Description of the task> Return a copy of each line that holds the string "open".
** start Extracted entries **
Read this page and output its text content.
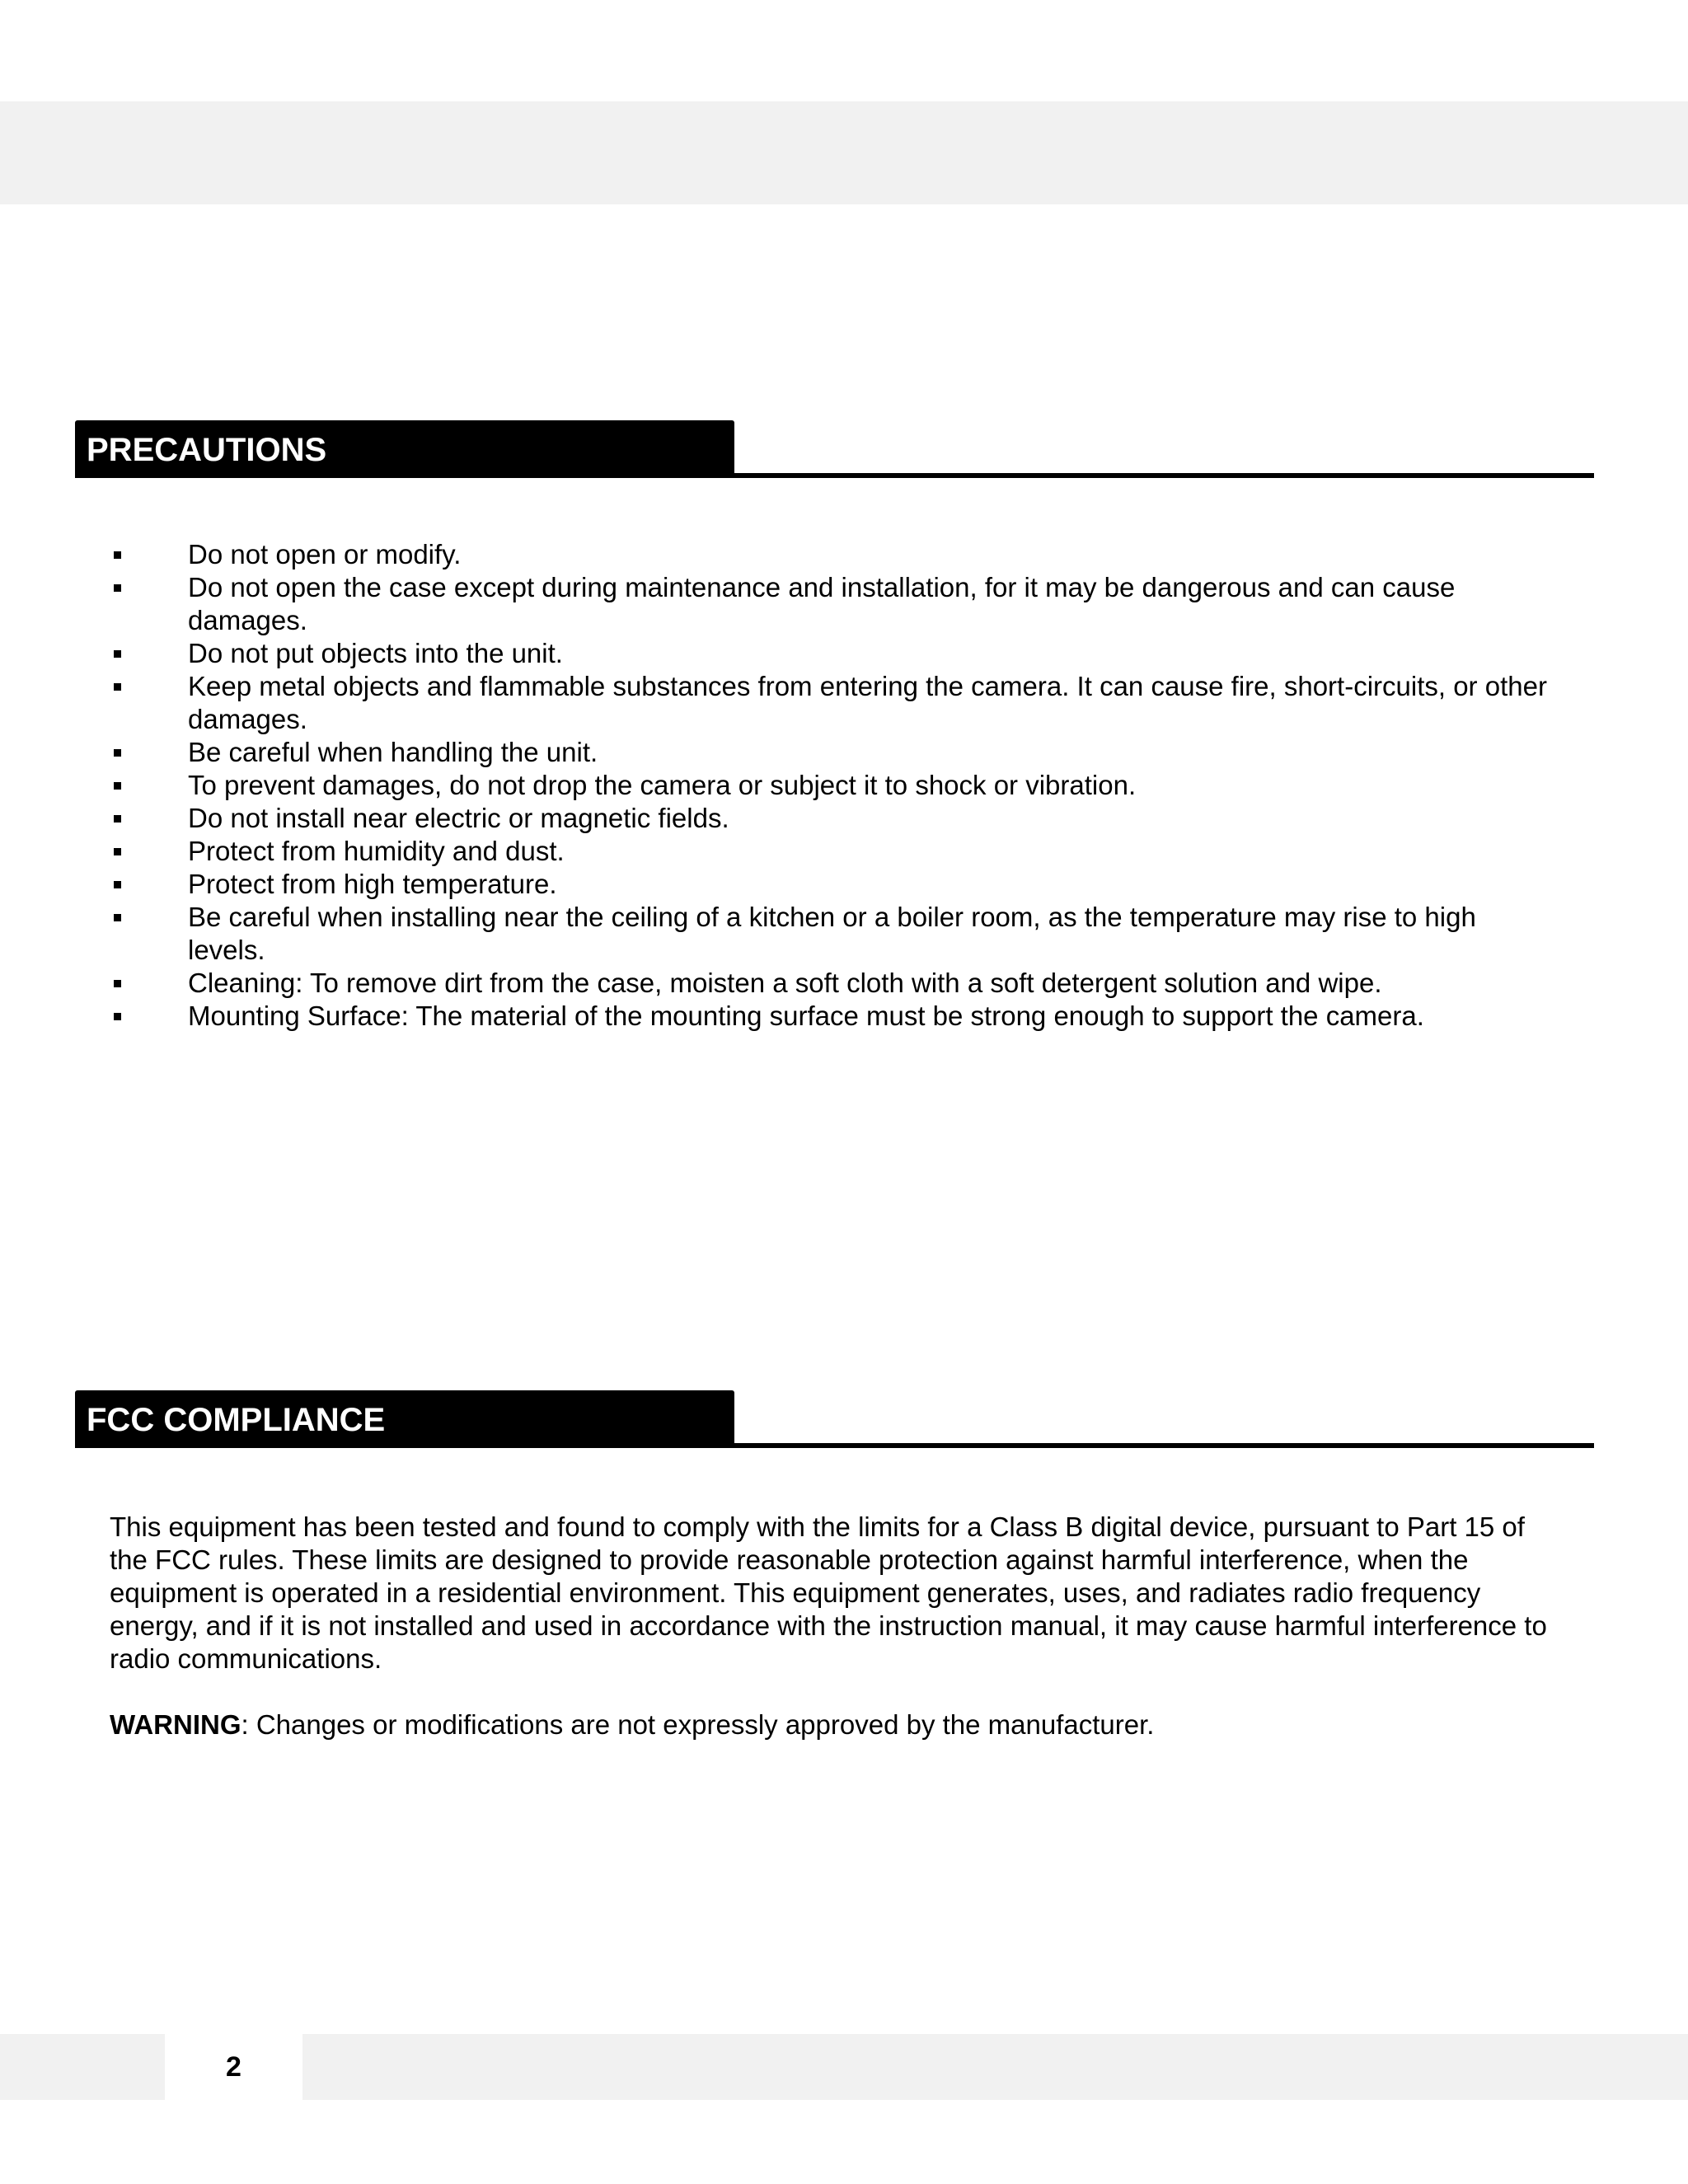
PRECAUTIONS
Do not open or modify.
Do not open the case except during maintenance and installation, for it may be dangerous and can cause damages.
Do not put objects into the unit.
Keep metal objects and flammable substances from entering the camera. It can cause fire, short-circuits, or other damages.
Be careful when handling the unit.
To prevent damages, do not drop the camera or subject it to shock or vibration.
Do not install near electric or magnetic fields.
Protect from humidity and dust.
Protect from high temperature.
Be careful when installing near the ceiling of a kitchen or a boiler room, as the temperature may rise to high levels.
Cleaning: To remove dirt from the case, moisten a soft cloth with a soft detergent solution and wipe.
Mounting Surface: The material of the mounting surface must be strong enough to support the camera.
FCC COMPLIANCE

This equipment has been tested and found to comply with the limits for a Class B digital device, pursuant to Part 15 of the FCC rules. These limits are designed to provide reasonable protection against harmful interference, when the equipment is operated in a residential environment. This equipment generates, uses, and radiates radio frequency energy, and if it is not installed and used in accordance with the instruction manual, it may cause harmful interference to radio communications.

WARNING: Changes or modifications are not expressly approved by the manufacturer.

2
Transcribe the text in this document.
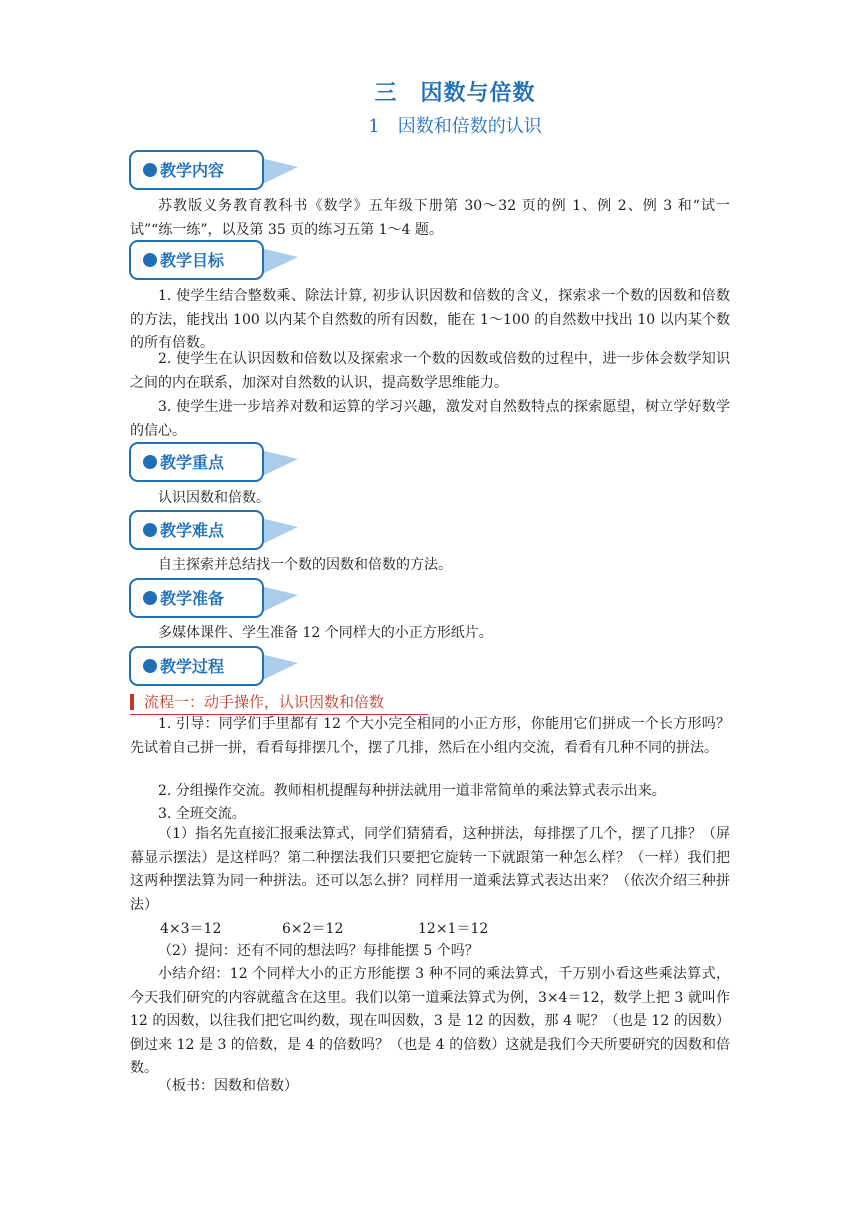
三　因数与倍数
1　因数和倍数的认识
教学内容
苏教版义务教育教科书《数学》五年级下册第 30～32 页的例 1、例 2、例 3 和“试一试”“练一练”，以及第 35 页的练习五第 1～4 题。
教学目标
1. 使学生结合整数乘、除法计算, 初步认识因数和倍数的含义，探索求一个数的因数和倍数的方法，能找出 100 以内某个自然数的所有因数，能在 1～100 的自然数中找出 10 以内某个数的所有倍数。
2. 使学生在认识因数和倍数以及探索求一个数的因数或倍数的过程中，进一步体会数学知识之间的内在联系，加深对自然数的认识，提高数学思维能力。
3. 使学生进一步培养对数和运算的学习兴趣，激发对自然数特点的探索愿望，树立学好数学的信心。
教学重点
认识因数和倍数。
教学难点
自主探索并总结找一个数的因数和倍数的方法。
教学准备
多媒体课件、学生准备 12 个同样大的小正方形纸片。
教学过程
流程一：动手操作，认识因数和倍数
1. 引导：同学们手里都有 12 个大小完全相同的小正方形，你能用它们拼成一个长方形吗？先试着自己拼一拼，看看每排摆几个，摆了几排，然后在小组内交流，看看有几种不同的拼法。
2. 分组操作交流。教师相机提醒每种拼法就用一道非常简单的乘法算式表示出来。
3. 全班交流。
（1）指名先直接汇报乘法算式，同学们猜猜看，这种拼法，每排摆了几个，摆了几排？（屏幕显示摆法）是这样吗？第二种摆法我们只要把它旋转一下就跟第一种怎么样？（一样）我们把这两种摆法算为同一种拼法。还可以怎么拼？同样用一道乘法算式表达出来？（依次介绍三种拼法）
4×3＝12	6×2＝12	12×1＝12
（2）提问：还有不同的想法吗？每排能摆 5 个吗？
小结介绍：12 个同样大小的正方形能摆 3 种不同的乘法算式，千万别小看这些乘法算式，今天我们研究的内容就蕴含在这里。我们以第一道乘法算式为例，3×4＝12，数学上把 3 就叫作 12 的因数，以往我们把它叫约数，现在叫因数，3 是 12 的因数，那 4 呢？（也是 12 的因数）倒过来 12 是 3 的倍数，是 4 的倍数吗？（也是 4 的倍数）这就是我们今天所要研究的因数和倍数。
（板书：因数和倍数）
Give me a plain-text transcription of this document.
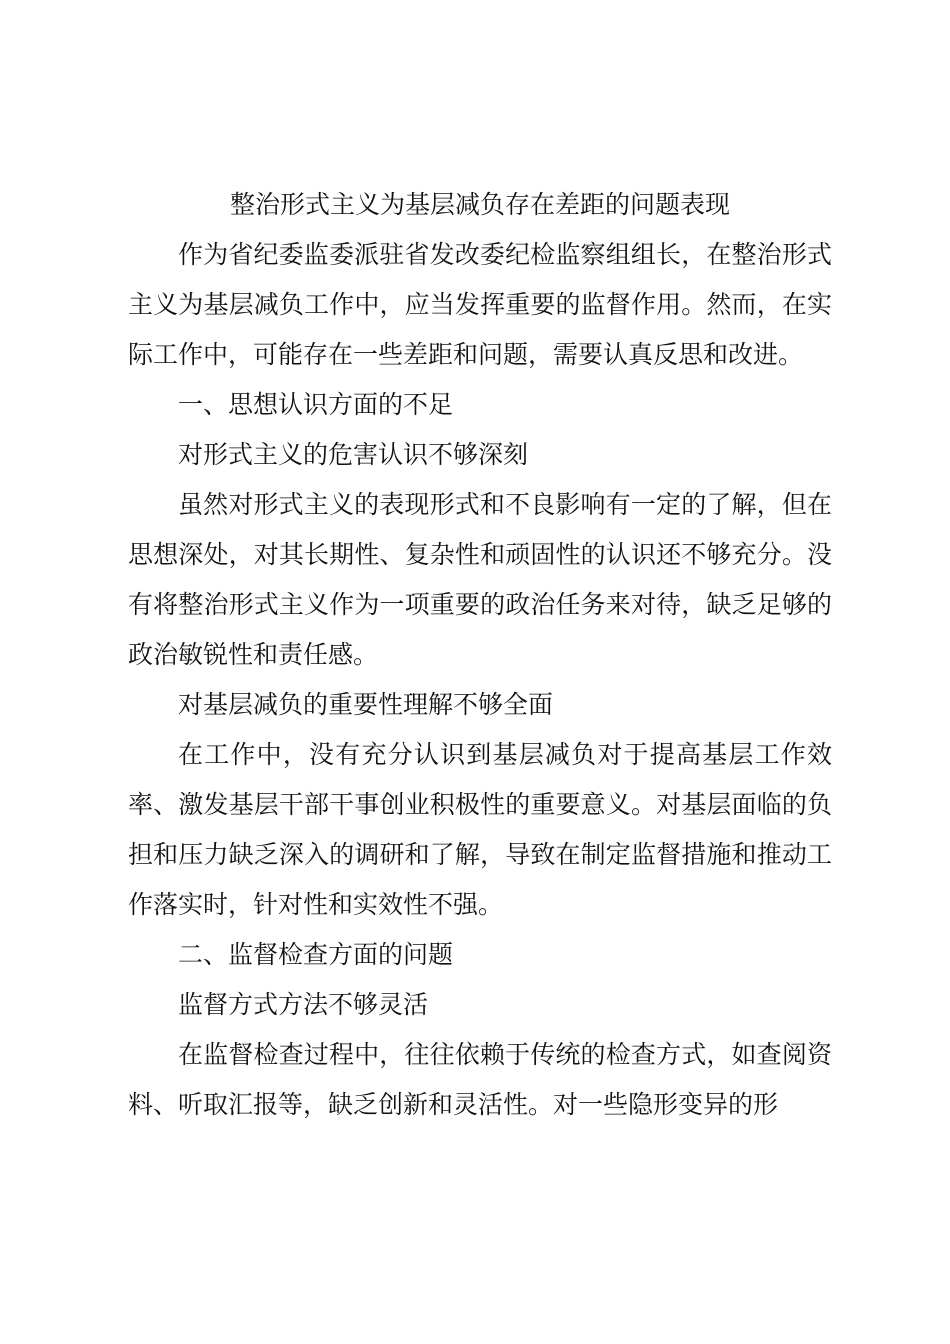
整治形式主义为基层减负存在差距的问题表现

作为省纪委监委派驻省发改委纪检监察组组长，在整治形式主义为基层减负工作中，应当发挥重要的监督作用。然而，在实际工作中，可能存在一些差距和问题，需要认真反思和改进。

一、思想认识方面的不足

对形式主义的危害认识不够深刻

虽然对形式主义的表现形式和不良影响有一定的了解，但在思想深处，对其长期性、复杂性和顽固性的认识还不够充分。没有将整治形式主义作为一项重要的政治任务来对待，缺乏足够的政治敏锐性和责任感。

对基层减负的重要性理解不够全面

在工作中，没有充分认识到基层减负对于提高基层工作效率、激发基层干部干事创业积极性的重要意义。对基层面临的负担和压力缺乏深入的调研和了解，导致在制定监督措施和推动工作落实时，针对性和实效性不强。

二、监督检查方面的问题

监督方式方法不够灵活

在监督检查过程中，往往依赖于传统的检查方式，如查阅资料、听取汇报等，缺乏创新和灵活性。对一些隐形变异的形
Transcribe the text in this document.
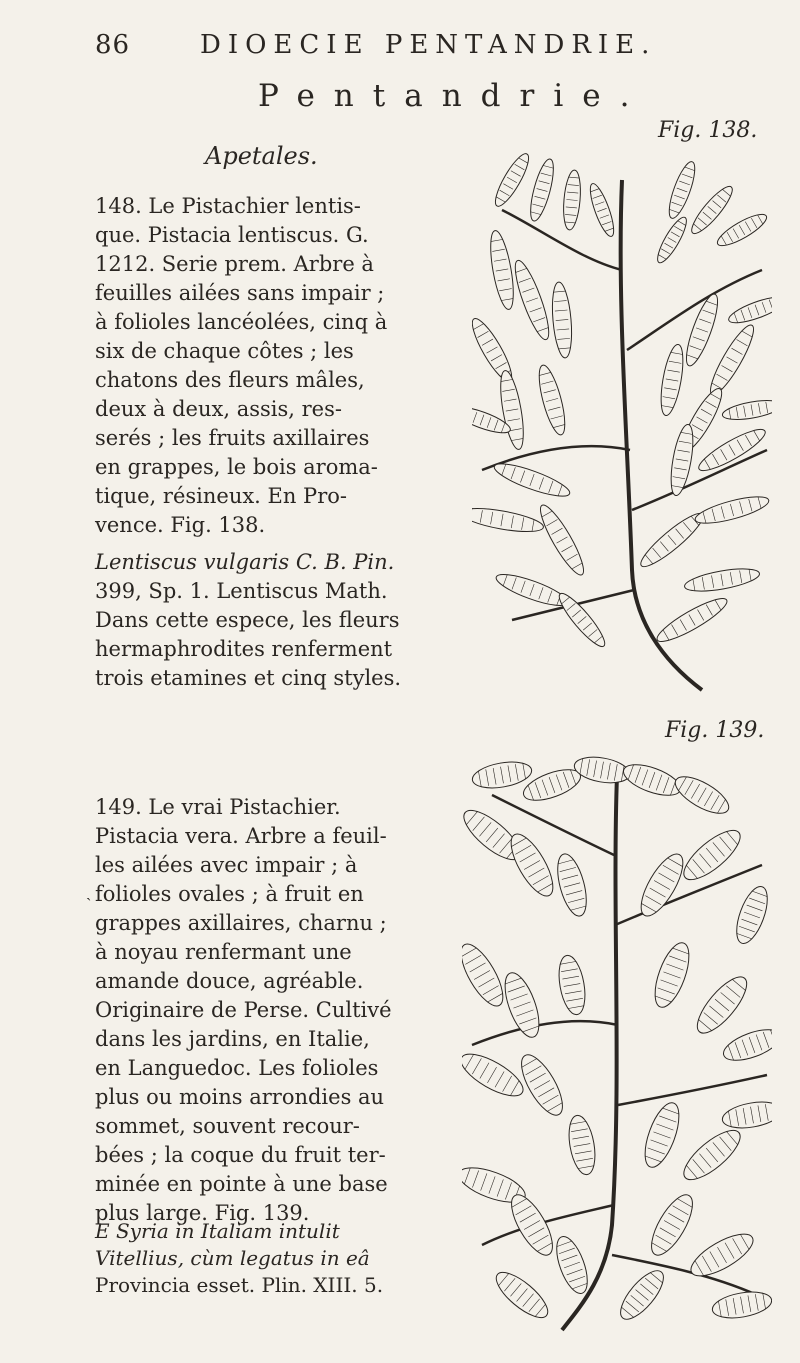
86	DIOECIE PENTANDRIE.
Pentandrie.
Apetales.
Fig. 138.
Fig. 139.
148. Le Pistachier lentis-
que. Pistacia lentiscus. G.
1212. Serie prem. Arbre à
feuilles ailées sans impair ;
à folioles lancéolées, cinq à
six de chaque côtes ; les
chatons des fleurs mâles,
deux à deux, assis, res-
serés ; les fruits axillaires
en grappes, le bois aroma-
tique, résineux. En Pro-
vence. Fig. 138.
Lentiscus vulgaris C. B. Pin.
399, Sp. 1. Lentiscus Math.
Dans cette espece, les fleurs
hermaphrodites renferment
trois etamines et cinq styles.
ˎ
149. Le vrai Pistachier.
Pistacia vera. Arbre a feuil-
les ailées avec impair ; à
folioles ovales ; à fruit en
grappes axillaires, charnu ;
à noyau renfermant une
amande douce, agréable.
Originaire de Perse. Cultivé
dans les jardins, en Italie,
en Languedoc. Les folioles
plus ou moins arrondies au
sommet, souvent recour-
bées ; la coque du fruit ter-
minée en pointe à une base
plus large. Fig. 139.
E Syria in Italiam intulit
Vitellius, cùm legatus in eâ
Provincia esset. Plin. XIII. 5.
** end Extracted entries **
Reply>
Do not open or modify.
Do not open the case except during maintenance and installation, for it may be dangerous and can cause damages.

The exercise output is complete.